* [Work instructions]:
Answer with one number: the count of lines in the listing below that hold the word "Skoonseun".

----------------

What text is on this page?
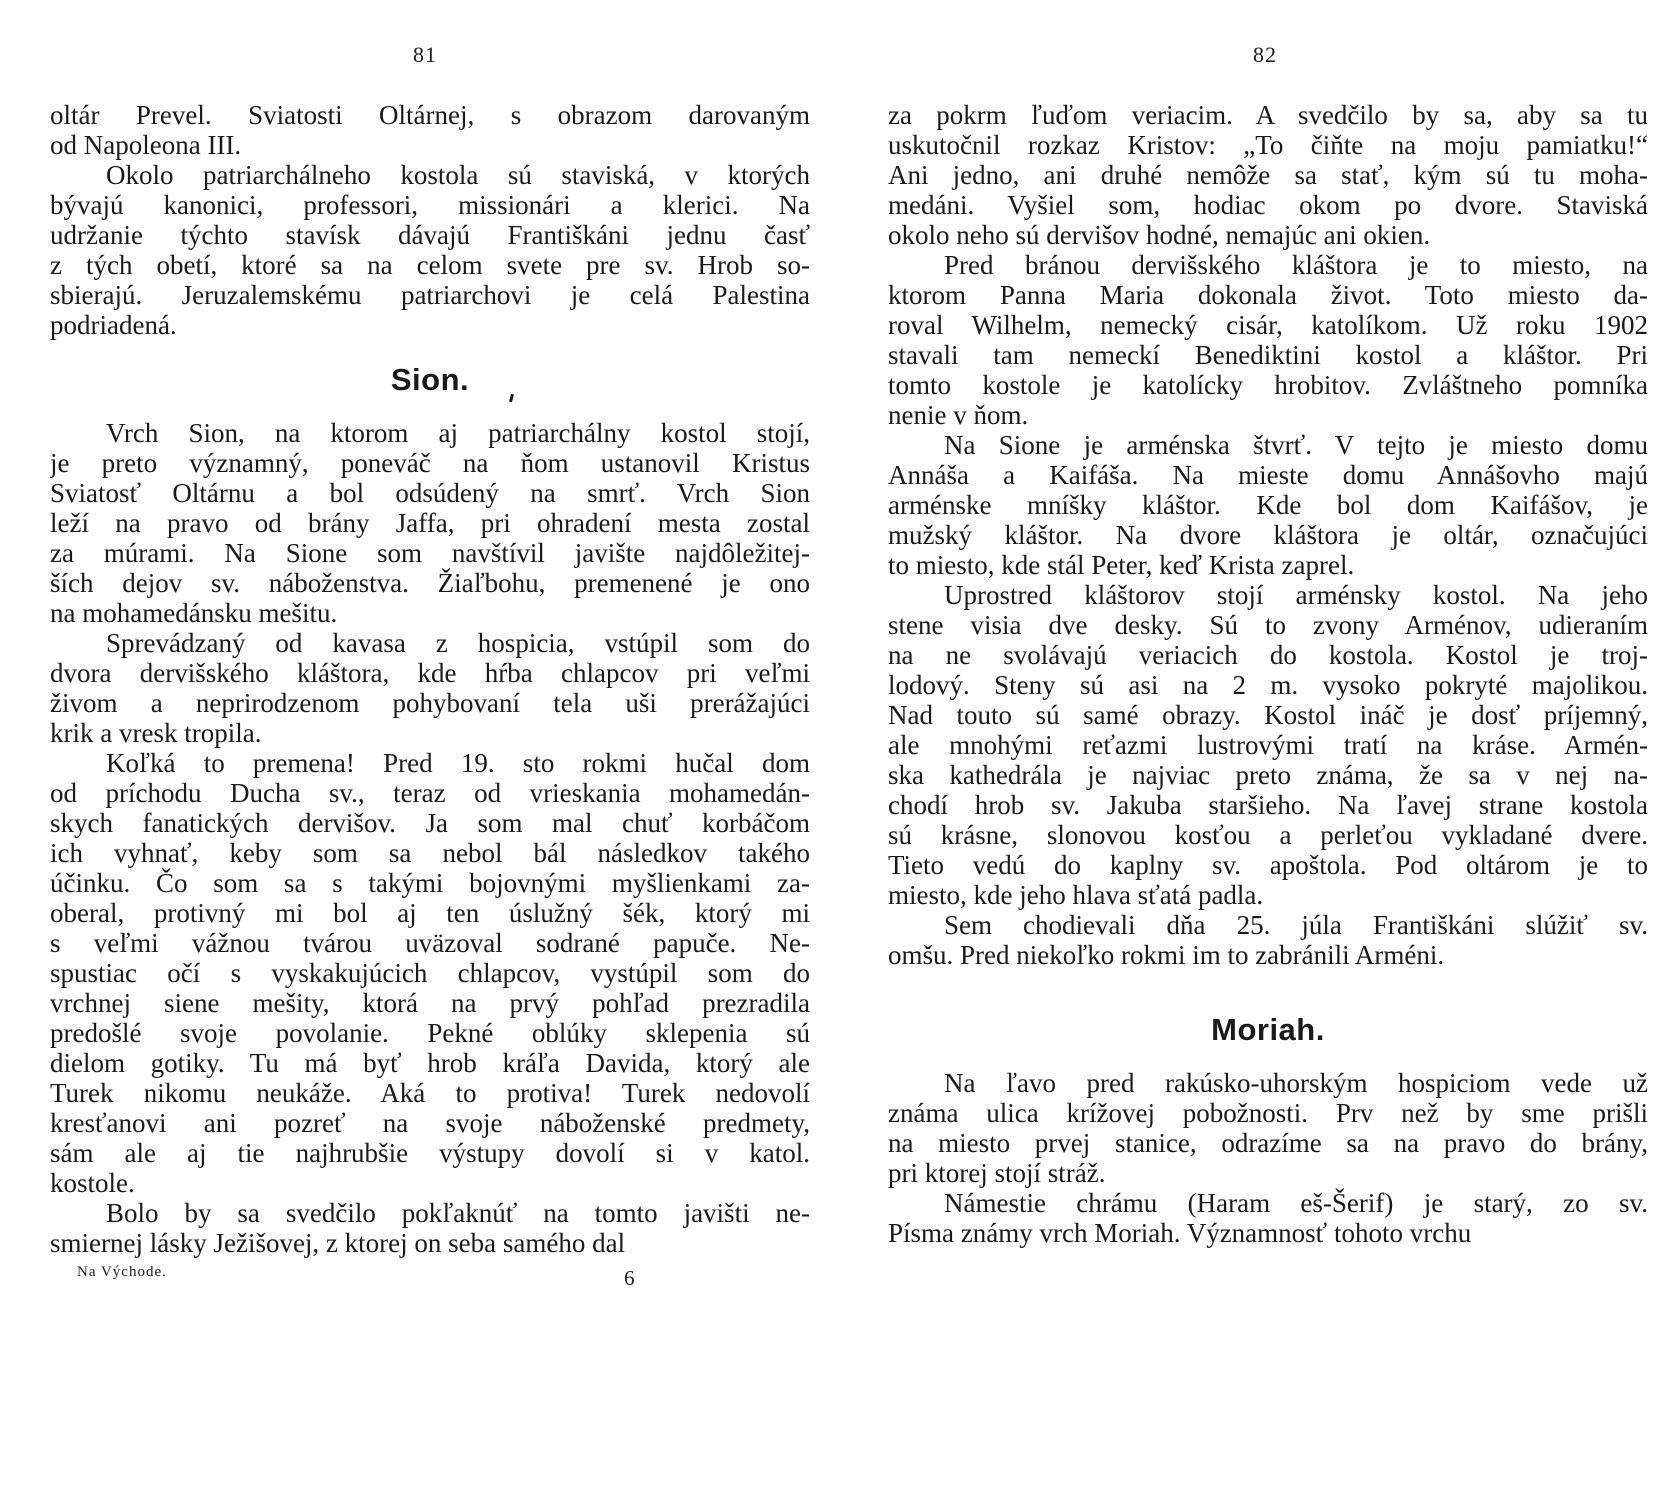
81
oltár Prevel. Sviatosti Oltárnej, s obrazom darovaným
od Napoleona III.
Okolo patriarchálneho kostola sú staviská, v ktorých
bývajú kanonici, professori, missionári a klerici. Na
udržanie týchto stavísk dávajú Františkáni jednu časť
z tých obetí, ktoré sa na celom svete pre sv. Hrob so-
sbierajú. Jeruzalemskému patriarchovi je celá Palestina
podriadená.
Sion.
Vrch Sion, na ktorom aj patriarchálny kostol stojí,
je preto významný, poneváč na ňom ustanovil Kristus
Sviatosť Oltárnu a bol odsúdený na smrť. Vrch Sion
leží na pravo od brány Jaffa, pri ohradení mesta zostal
za múrami. Na Sione som navštívil javište najdôležitej-
ších dejov sv. náboženstva. Žiaľbohu, premenené je ono
na mohamedánsku mešitu.
Sprevádzaný od kavasa z hospicia, vstúpil som do
dvora dervišského kláštora, kde hŕba chlapcov pri veľmi
živom a neprirodzenom pohybovaní tela uši prerážajúci
krik a vresk tropila.
Koľká to premena! Pred 19. sto rokmi hučal dom
od príchodu Ducha sv., teraz od vrieskania mohamedán-
skych fanatických dervišov. Ja som mal chuť korbáčom
ich vyhnať, keby som sa nebol bál následkov takého
účinku. Čo som sa s takými bojovnými myšlienkami za-
oberal, protivný mi bol aj ten úslužný šék, ktorý mi
s veľmi vážnou tvárou uväzoval sodrané papuče. Ne-
spustiac očí s vyskakujúcich chlapcov, vystúpil som do
vrchnej siene mešity, ktorá na prvý pohľad prezradila
predošlé svoje povolanie. Pekné oblúky sklepenia sú
dielom gotiky. Tu má byť hrob kráľa Davida, ktorý ale
Turek nikomu neukáže. Aká to protiva! Turek nedovolí
kresťanovi ani pozreť na svoje náboženské predmety,
sám ale aj tie najhrubšie výstupy dovolí si v katol.
kostole.
Bolo by sa svedčilo pokľaknúť na tomto javišti ne-
smiernej lásky Ježišovej, z ktorej on seba samého dal
Na Východe.	6
82
za pokrm ľuďom veriacim. A svedčilo by sa, aby sa tu
uskutočnil rozkaz Kristov: „To čiňte na moju pamiatku!“
Ani jedno, ani druhé nemôže sa stať, kým sú tu moha-
medáni. Vyšiel som, hodiac okom po dvore. Staviská
okolo neho sú dervišov hodné, nemajúc ani okien.
Pred bránou dervišského kláštora je to miesto, na
ktorom Panna Maria dokonala život. Toto miesto da-
roval Wilhelm, nemecký cisár, katolíkom. Už roku 1902
stavali tam nemeckí Benediktini kostol a kláštor. Pri
tomto kostole je katolícky hrobitov. Zvláštneho pomníka
nenie v ňom.
Na Sione je arménska štvrť. V tejto je miesto domu
Annáša a Kaifáša. Na mieste domu Annášovho majú
arménske mníšky kláštor. Kde bol dom Kaifášov, je
mužský kláštor. Na dvore kláštora je oltár, označujúci
to miesto, kde stál Peter, keď Krista zaprel.
Uprostred kláštorov stojí arménsky kostol. Na jeho
stene visia dve desky. Sú to zvony Arménov, udieraním
na ne svolávajú veriacich do kostola. Kostol je troj-
lodový. Steny sú asi na 2 m. vysoko pokryté majolikou.
Nad touto sú samé obrazy. Kostol ináč je dosť príjemný,
ale mnohými reťazmi lustrovými tratí na kráse. Armén-
ska kathedrála je najviac preto známa, že sa v nej na-
chodí hrob sv. Jakuba staršieho. Na ľavej strane kostola
sú krásne, slonovou kosťou a perleťou vykladané dvere.
Tieto vedú do kaplny sv. apoštola. Pod oltárom je to
miesto, kde jeho hlava sťatá padla.
Sem chodievali dňa 25. júla Františkáni slúžiť sv.
omšu. Pred niekoľko rokmi im to zabránili Arméni.
Moriah.
Na ľavo pred rakúsko-uhorským hospiciom vede už
známa ulica krížovej pobožnosti. Prv než by sme prišli
na miesto prvej stanice, odrazíme sa na pravo do brány,
pri ktorej stojí stráž.
Námestie chrámu (Haram eš-Šerif) je starý, zo sv.
Písma známy vrch Moriah. Významnosť tohoto vrchu
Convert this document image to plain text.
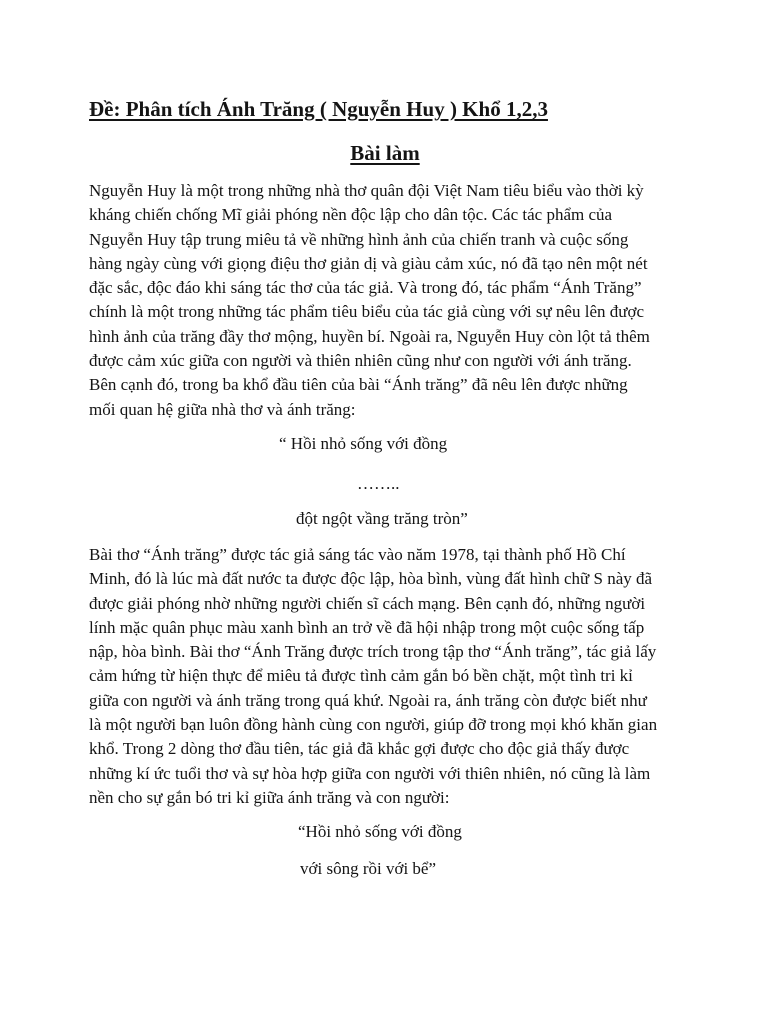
Đề: Phân tích Ánh Trăng ( Nguyễn Huy ) Khổ 1,2,3
Bài làm

Nguyễn Huy là một trong những nhà thơ quân đội Việt Nam tiêu biểu vào thời kỳ
kháng chiến chống Mĩ giải phóng nền độc lập cho dân tộc. Các tác phẩm của
Nguyễn Huy tập trung miêu tả về những hình ảnh của chiến tranh và cuộc sống
hàng ngày cùng với giọng điệu thơ giản dị và giàu cảm xúc, nó đã tạo nên một nét
đặc sắc, độc đáo khi sáng tác thơ của tác giả. Và trong đó, tác phẩm “Ánh Trăng”
chính là một trong những tác phẩm tiêu biểu của tác giả cùng với sự nêu lên được
hình ảnh của trăng đầy thơ mộng, huyền bí. Ngoài ra, Nguyễn Huy còn lột tả thêm
được cảm xúc giữa con người và thiên nhiên cũng như con người với ánh trăng.
Bên cạnh đó, trong ba khổ đầu tiên của bài “Ánh trăng” đã nêu lên được những
mối quan hệ giữa nhà thơ và ánh trăng:

“ Hồi nhỏ sống với đồng

……..

đột ngột vầng trăng tròn”

Bài thơ “Ánh trăng” được tác giả sáng tác vào năm 1978, tại thành phố Hồ Chí
Minh, đó là lúc mà đất nước ta được độc lập, hòa bình, vùng đất hình chữ S này đã
được giải phóng nhờ những người chiến sĩ cách mạng. Bên cạnh đó, những người
lính mặc quân phục màu xanh bình an trở về đã hội nhập trong một cuộc sống tấp
nập, hòa bình. Bài thơ “Ánh Trăng được trích trong tập thơ “Ánh trăng”, tác giả lấy
cảm hứng từ hiện thực để miêu tả được tình cảm gắn bó bền chặt, một tình tri kỉ
giữa con người và ánh trăng trong quá khứ. Ngoài ra, ánh trăng còn được biết như
là một người bạn luôn đồng hành cùng con người, giúp đỡ trong mọi khó khăn gian
khổ. Trong 2 dòng thơ đầu tiên, tác giả đã khắc gợi được cho độc giả thấy được
những kí ức tuổi thơ và sự hòa hợp giữa con người với thiên nhiên, nó cũng là làm
nền cho sự gắn bó tri kỉ giữa ánh trăng và con người:

“Hồi nhỏ sống với đồng

với sông rồi với bể”
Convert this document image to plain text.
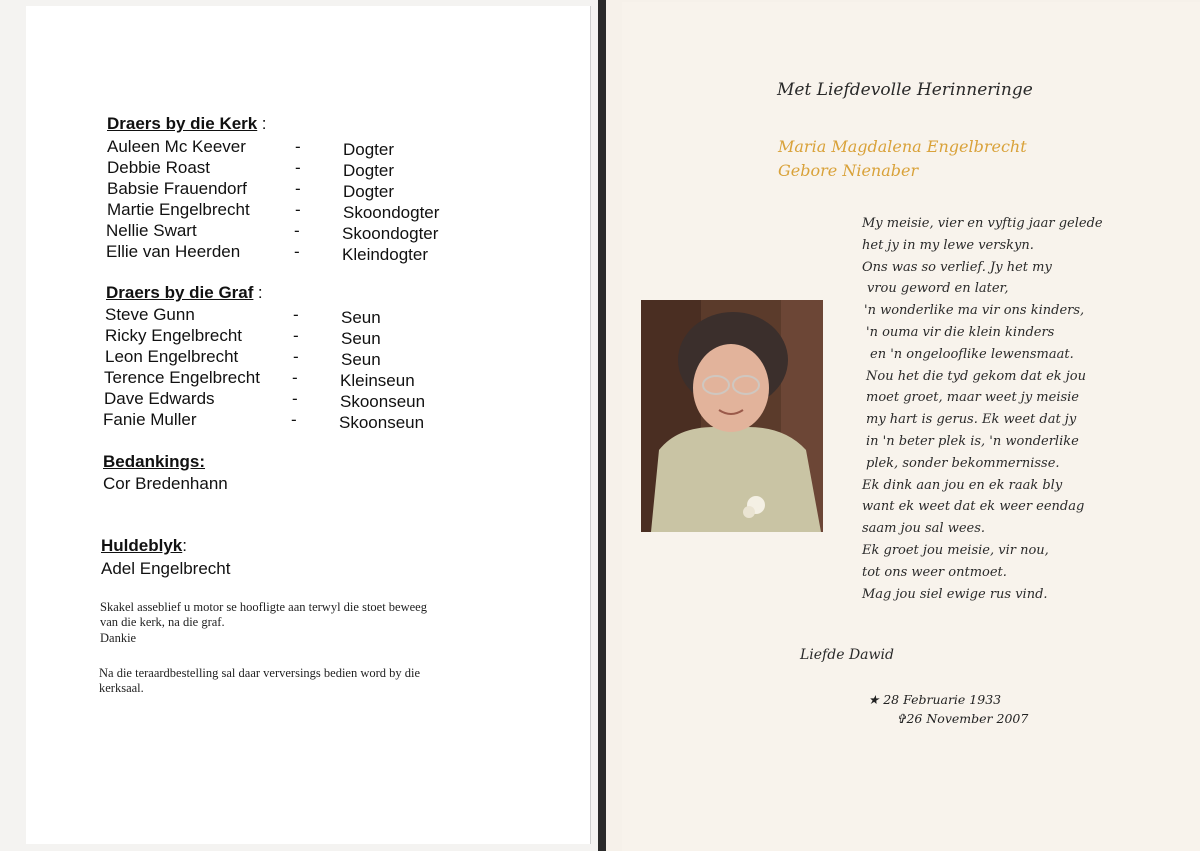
Draers by die Kerk :
Auleen Mc Keever	- Dogter
Debbie Roast	- Dogter
Babsie Frauendorf	- Dogter
Martie Engelbrecht	- Skoondogter
Nellie Swart	- Skoondogter
Ellie van Heerden	- Kleindogter
Draers by die Graf :
Steve Gunn	- Seun
Ricky Engelbrecht	- Seun
Leon Engelbrecht	- Seun
Terence Engelbrecht - Kleinseun
Dave Edwards	- Skoonseun
Fanie Muller	- Skoonseun
Bedankings:
Cor Bredenhann
Huldeblyk:
Adel Engelbrecht
Skakel asseblief u motor se hoofligte aan terwyl die stoet beweeg
van die kerk, na die graf.
Dankie
Na die teraardbestelling sal daar verversings bedien word by die
kerksaal.
Met Liefdevolle Herinneringe
Maria Magdalena Engelbrecht
Gebore Nienaber
My meisie, vier en vyftig jaar gelede
het jy in my lewe verskyn.
Ons was so verlief. Jy het my
vrou geword en later,
'n wonderlike ma vir ons kinders,
'n ouma vir die klein kinders
en 'n ongelooflike lewensmaat.
Nou het die tyd gekom dat ek jou
moet groet, maar weet jy meisie
my hart is gerus. Ek weet dat jy
in 'n beter plek is, 'n wonderlike
plek, sonder bekommernisse.
Ek dink aan jou en ek raak bly
want ek weet dat ek weer eendag
saam jou sal wees.
Ek groet jou meisie, vir nou,
tot ons weer ontmoet.
Mag jou siel ewige rus vind.
Liefde Dawid
★ 28 Februarie 1933
✞26 November 2007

----------------

* [Task solution]:
2